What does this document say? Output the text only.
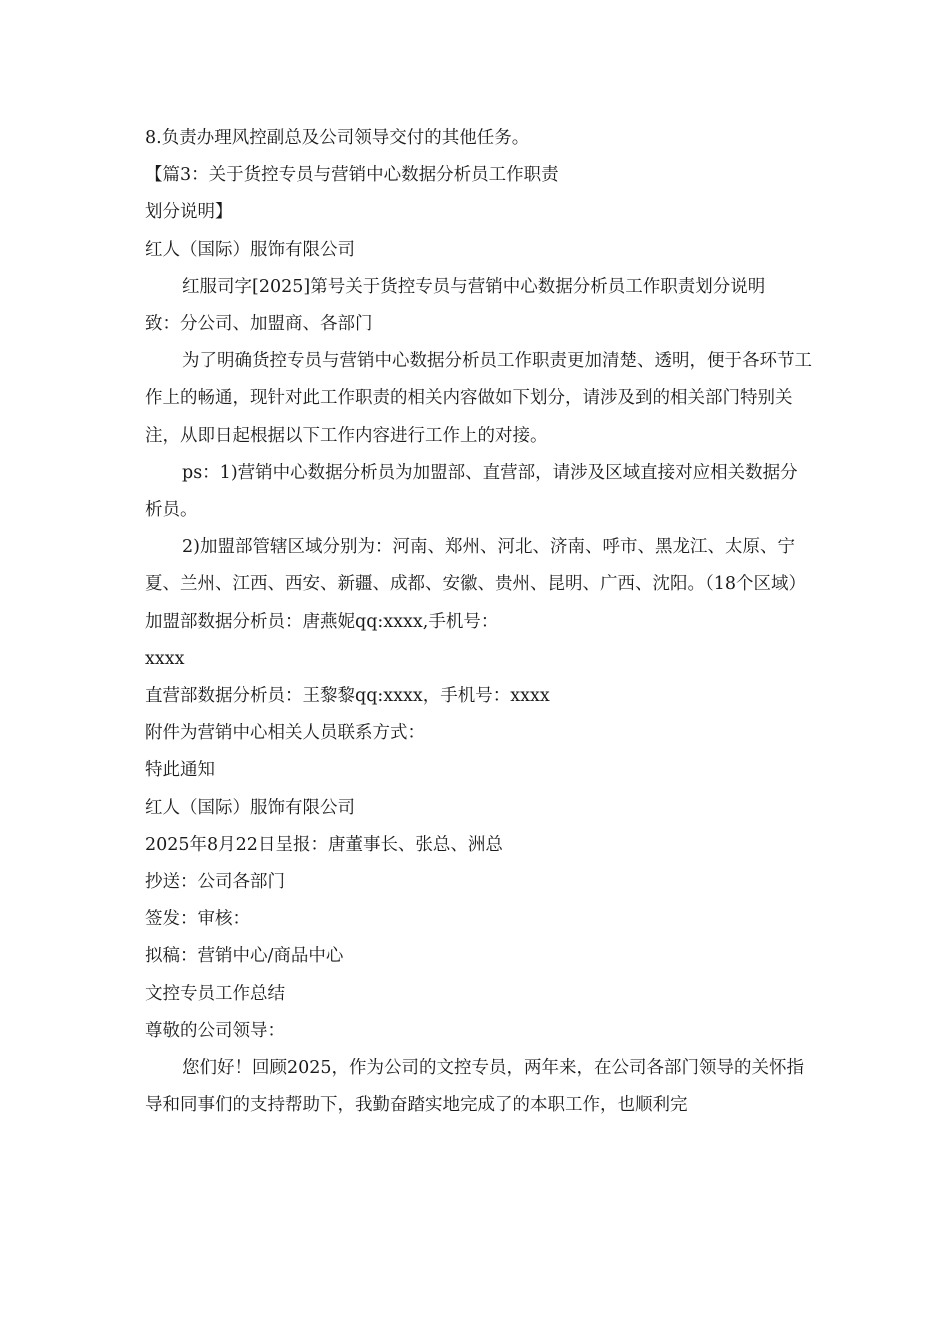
8.负责办理风控副总及公司领导交付的其他任务。

【篇3：关于货控专员与营销中心数据分析员工作职责

划分说明】

红人（国际）服饰有限公司

红服司字[2025]第号关于货控专员与营销中心数据分析员工作职责划分说明

致：分公司、加盟商、各部门

为了明确货控专员与营销中心数据分析员工作职责更加清楚、透明，便于各环节工作上的畅通，现针对此工作职责的相关内容做如下划分，请涉及到的相关部门特别关注，从即日起根据以下工作内容进行工作上的对接。

ps：1)营销中心数据分析员为加盟部、直营部，请涉及区域直接对应相关数据分析员。

2)加盟部管辖区域分别为：河南、郑州、河北、济南、呼市、黑龙江、太原、宁夏、兰州、江西、西安、新疆、成都、安徽、贵州、昆明、广西、沈阳。（18个区域）

加盟部数据分析员：唐燕妮qq:xxxx,手机号：

xxxx

直营部数据分析员：王黎黎qq:xxxx，手机号：xxxx

附件为营销中心相关人员联系方式：

特此通知

红人（国际）服饰有限公司

2025年8月22日呈报：唐董事长、张总、洲总

抄送：公司各部门

签发：审核：

拟稿：营销中心/商品中心

文控专员工作总结

尊敬的公司领导：

您们好！回顾2025，作为公司的文控专员，两年来，在公司各部门领导的关怀指导和同事们的支持帮助下，我勤奋踏实地完成了的本职工作，也顺利完
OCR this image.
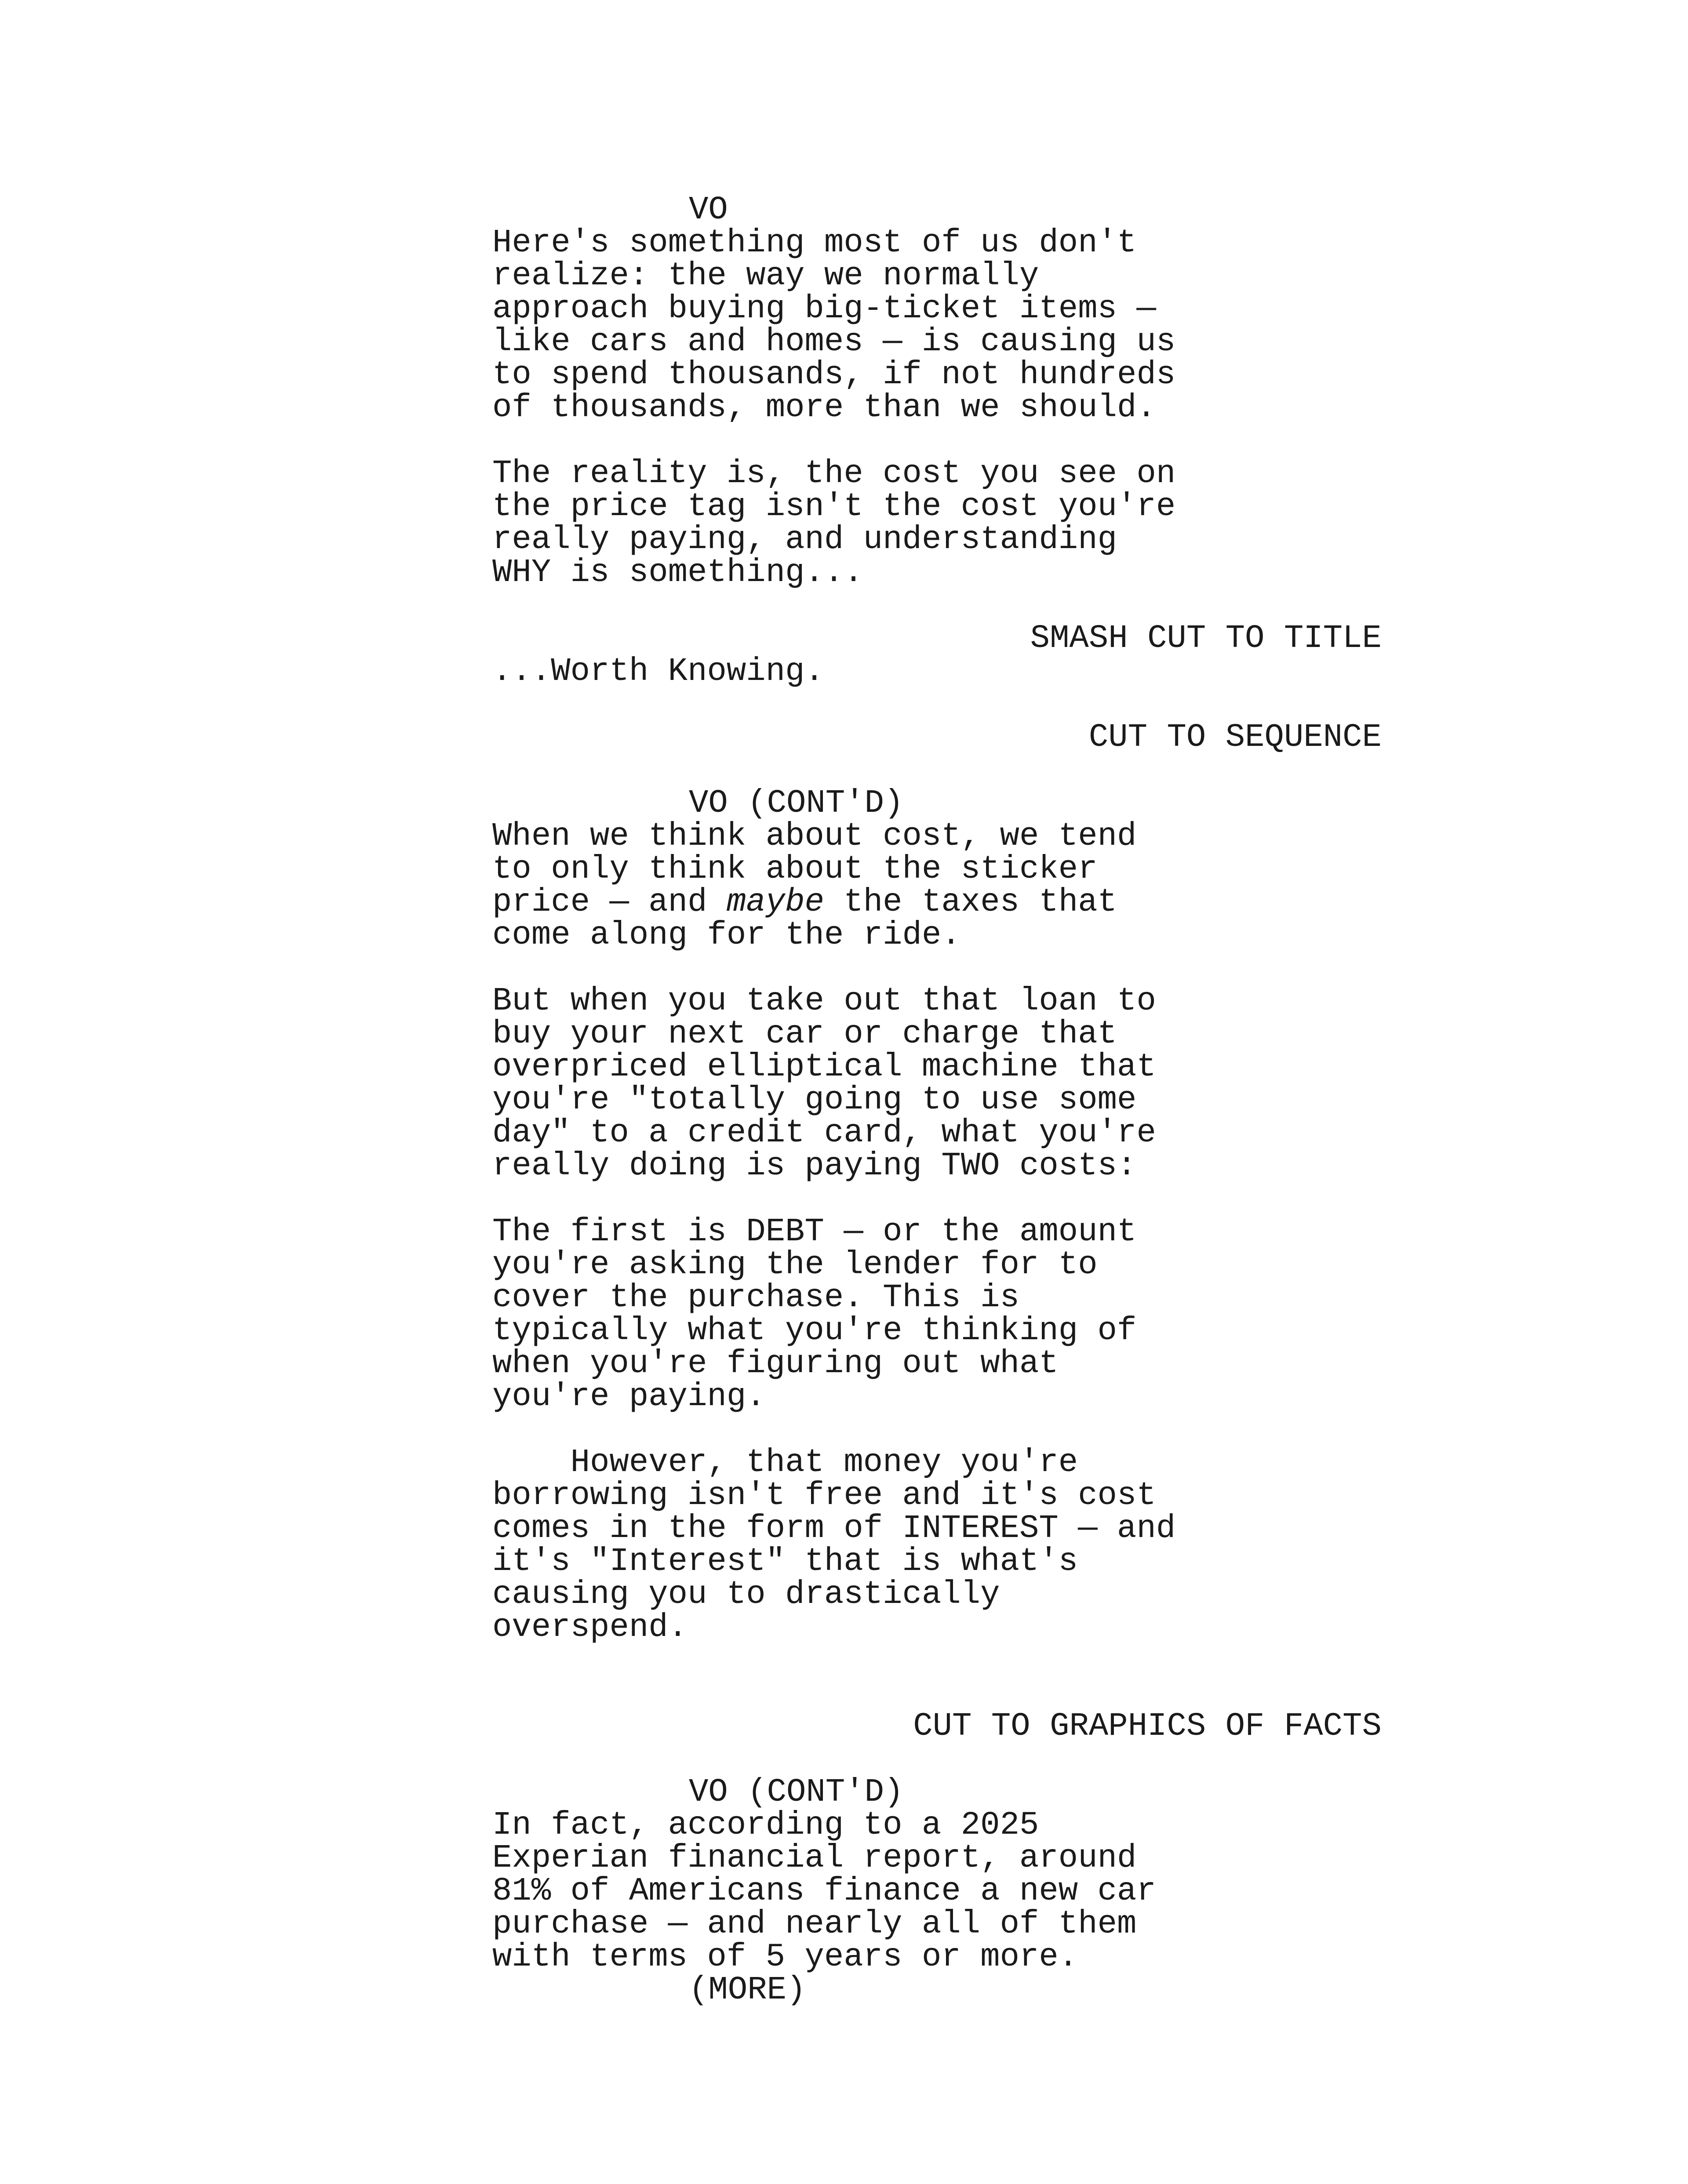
VO

Here's something most of us don't

realize: the way we normally

approach buying big-ticket items —

like cars and homes — is causing us

to spend thousands, if not hundreds

of thousands, more than we should.

The reality is, the cost you see on

the price tag isn't the cost you're

really paying, and understanding

WHY is something...

SMASH CUT TO TITLE

...Worth Knowing.

CUT TO SEQUENCE

VO (CONT'D)

When we think about cost, we tend

to only think about the sticker

price — and maybe the taxes that

come along for the ride.

But when you take out that loan to

buy your next car or charge that

overpriced elliptical machine that

you're "totally going to use some

day" to a credit card, what you're

really doing is paying TWO costs:

The first is DEBT — or the amount

you're asking the lender for to

cover the purchase. This is

typically what you're thinking of

when you're figuring out what

you're paying.

However, that money you're

borrowing isn't free and it's cost

comes in the form of INTEREST — and

it's "Interest" that is what's

causing you to drastically

overspend.

CUT TO GRAPHICS OF FACTS

VO (CONT'D)

In fact, according to a 2025

Experian financial report, around

81% of Americans finance a new car

purchase — and nearly all of them

with terms of 5 years or more.

(MORE)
- - - - -
▶ _EXERCISE DESCRIPTION_:
Gather and return every line that holds the string "really".

▶ _WORKED SOLUTION_:
really paying, and understanding
really doing is paying TWO costs:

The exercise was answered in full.